#### EXCERPTED TEXT ####

The Good Neighbor Policy, 1933-1941
Latin America has been a key part of the United States’ (U.S.) foreign policy since the Monroe Doctrine, and American presidents and secretaries of state tried wildly different techniques in the roughly 110 years between James Monroe’s bold doctrine and Franklin Delano Roosevelt’s (FDR) Good Neighbor Policy. In 1823, President Monroe advocated for a separate hemisphere approach. Monroe and John Quincy Adams, the author of the Monroe doctrine, wanted European powers to stay out of the Western Hemisphere and not to intervene in the affairs of newly formed Latin American republics or try to recolonize them, and in exchange, the United States would stay out of European conflicts.
This was intended to protect the sovereignty of all independent nations in the Western Hemisphere but this changed with victory over Spain in the War of 1898 and the Roosevelt Corollary. The United States gained Cuba as a result of the war and gave them their independence shortly thereafter, but not without including the Platt Amendment in their constitution, which compromised Cuba’s sovereignty by allowing “the United States to intervene in Cuba’s internal affairs” if they acquired too much debt or if they agreed to treaties that would “impair on its independence,” an ironic notion.[1] The Roosevelt Corollary adopted similar thinking in all Latin American affairs, adopting a more interventionist policy than the original Monroe Doctrine and asserting that the U.S. had police powers in the region. This was largely a reaction to the instability of Central American and Caribbean nations and their rising debts to European powers.
After decades of military intervention and the Great Depression sapped the ability and will of the U.S. to continue with the Roosevelt Corollary’s policies, FDR stated that “In the field of world policy I would dedicate this nation to the policy of the good neighbor” in his inaugural address.[2] In time, this would come to mean a policy of non-intervention in Latin American affairs, the renegotiation of treaties with Cuba and Panama, an increase in trade, and overall, drastic improvement in U.S. – Latin American relations.

#### DATASET ENTRIES ####

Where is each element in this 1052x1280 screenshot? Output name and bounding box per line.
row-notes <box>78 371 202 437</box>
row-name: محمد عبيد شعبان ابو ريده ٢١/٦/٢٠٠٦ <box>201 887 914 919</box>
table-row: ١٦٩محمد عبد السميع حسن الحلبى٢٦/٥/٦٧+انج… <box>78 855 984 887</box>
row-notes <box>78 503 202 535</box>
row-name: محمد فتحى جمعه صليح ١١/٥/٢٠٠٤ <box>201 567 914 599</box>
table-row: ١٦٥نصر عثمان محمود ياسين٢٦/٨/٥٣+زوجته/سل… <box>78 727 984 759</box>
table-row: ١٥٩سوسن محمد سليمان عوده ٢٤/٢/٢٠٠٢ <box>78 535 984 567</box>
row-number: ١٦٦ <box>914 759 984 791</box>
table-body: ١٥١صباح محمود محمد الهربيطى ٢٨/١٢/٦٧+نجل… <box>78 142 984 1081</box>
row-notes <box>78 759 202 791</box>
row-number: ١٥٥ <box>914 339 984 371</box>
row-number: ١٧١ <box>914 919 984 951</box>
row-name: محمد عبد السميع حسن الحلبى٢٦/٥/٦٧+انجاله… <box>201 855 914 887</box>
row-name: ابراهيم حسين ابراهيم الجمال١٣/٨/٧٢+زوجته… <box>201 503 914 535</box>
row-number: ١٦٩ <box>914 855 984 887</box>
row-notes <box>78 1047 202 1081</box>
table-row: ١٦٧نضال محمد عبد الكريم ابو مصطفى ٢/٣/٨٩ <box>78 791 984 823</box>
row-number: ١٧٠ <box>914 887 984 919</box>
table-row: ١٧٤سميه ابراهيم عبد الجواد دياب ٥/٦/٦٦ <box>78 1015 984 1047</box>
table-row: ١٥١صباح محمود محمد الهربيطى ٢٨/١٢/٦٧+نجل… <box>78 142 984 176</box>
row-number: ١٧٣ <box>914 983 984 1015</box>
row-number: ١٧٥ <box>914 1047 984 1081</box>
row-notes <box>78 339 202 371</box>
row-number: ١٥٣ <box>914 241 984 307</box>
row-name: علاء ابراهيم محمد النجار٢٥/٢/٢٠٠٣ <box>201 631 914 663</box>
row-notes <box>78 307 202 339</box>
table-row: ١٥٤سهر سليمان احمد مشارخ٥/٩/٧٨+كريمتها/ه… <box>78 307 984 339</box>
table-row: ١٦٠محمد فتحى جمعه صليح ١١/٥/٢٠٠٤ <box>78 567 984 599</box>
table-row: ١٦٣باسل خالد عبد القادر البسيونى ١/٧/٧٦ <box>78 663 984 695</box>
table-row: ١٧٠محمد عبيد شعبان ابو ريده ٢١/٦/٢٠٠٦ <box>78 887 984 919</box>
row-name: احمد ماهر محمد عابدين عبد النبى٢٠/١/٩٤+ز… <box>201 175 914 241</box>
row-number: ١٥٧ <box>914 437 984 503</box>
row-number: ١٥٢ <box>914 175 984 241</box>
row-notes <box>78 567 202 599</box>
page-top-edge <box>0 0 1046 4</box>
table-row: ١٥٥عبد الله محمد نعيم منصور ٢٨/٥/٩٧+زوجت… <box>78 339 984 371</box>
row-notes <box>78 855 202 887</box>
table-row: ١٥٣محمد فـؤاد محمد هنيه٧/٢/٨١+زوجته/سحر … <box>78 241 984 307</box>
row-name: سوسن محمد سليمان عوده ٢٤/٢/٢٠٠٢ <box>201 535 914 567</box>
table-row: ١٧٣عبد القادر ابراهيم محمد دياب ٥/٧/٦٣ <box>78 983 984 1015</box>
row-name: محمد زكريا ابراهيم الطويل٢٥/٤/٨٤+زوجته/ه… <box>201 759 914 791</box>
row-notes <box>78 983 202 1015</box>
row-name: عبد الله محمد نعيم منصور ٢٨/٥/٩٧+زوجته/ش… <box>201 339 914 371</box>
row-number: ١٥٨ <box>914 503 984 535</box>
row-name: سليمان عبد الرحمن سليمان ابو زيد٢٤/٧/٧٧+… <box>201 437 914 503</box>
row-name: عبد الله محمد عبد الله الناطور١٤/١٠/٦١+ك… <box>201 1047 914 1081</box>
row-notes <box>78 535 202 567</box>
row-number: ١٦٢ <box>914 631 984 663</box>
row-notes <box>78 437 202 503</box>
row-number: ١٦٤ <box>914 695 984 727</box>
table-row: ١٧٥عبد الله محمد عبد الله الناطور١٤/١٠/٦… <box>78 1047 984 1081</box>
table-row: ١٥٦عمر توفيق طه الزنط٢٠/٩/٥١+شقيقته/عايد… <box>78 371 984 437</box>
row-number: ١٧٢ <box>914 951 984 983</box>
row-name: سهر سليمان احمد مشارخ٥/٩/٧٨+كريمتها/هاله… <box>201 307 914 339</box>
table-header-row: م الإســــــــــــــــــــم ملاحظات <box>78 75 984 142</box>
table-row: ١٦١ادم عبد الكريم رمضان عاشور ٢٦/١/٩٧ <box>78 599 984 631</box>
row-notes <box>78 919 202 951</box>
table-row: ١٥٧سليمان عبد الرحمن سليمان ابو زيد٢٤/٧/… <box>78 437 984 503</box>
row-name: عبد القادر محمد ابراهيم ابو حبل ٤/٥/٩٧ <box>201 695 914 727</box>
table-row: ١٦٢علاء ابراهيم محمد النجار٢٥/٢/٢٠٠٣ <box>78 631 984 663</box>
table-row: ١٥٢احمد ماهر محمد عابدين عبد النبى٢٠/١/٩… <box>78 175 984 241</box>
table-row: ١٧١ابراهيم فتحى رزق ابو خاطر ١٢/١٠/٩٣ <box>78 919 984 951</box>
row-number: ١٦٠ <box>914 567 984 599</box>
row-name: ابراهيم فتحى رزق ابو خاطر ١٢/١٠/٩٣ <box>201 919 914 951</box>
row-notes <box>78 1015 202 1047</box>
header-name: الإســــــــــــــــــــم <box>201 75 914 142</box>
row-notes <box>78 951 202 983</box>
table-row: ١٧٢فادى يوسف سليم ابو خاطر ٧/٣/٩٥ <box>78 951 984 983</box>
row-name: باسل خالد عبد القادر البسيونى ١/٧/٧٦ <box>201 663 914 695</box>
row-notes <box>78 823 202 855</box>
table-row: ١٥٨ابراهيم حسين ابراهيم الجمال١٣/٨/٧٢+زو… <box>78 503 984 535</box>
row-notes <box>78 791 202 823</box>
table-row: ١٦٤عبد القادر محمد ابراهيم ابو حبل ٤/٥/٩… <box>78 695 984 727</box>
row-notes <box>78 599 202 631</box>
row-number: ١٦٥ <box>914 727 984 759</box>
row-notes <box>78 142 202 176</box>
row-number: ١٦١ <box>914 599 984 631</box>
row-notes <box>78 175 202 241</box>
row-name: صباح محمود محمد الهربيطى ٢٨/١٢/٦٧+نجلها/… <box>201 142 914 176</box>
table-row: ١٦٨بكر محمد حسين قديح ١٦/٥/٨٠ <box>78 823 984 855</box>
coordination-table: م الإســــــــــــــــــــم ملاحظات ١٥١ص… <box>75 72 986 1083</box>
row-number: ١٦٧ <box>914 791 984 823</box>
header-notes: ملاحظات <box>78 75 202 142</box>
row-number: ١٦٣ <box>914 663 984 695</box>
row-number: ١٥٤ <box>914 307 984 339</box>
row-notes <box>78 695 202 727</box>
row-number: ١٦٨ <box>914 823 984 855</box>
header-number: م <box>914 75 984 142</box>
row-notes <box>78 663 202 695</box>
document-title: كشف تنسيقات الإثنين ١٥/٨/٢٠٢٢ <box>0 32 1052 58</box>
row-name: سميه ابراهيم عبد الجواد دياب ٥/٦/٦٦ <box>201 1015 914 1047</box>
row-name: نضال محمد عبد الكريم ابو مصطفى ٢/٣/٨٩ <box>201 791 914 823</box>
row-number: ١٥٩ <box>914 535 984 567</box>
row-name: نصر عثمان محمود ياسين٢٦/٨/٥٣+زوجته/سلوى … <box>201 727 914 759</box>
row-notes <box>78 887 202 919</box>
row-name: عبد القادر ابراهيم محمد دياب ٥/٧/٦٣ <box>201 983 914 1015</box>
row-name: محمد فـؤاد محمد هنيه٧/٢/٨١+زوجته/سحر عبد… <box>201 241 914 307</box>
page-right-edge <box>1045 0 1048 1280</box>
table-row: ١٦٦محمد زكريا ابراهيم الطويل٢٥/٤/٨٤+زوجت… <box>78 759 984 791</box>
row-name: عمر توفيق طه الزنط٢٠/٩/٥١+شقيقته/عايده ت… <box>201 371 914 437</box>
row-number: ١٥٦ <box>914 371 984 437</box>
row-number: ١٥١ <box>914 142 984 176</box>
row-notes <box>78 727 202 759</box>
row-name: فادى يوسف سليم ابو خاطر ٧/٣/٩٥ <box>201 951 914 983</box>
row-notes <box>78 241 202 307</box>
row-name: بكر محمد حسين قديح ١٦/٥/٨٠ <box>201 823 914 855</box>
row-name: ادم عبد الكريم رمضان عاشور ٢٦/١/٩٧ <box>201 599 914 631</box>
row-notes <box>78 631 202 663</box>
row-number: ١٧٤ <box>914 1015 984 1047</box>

####

DIRECTIONS: Retype the passage of the Good Neighbor Policy text from "After decades of" to "Latin American relations.". Rely only on the text about the Good Neighbor Policy.

FINAL RESULT:
After decades of military intervention and the Great Depression sapped the ability and will of the U.S. to continue with the Roosevelt Corollary’s policies, FDR stated that “In the field of world policy I would dedicate this nation to the policy of the good neighbor” in his inaugural address.[2] In time, this would come to mean a policy of non-intervention in Latin American affairs, the renegotiation of treaties with Cuba and Panama, an increase in trade, and overall, drastic improvement in U.S. – Latin American relations.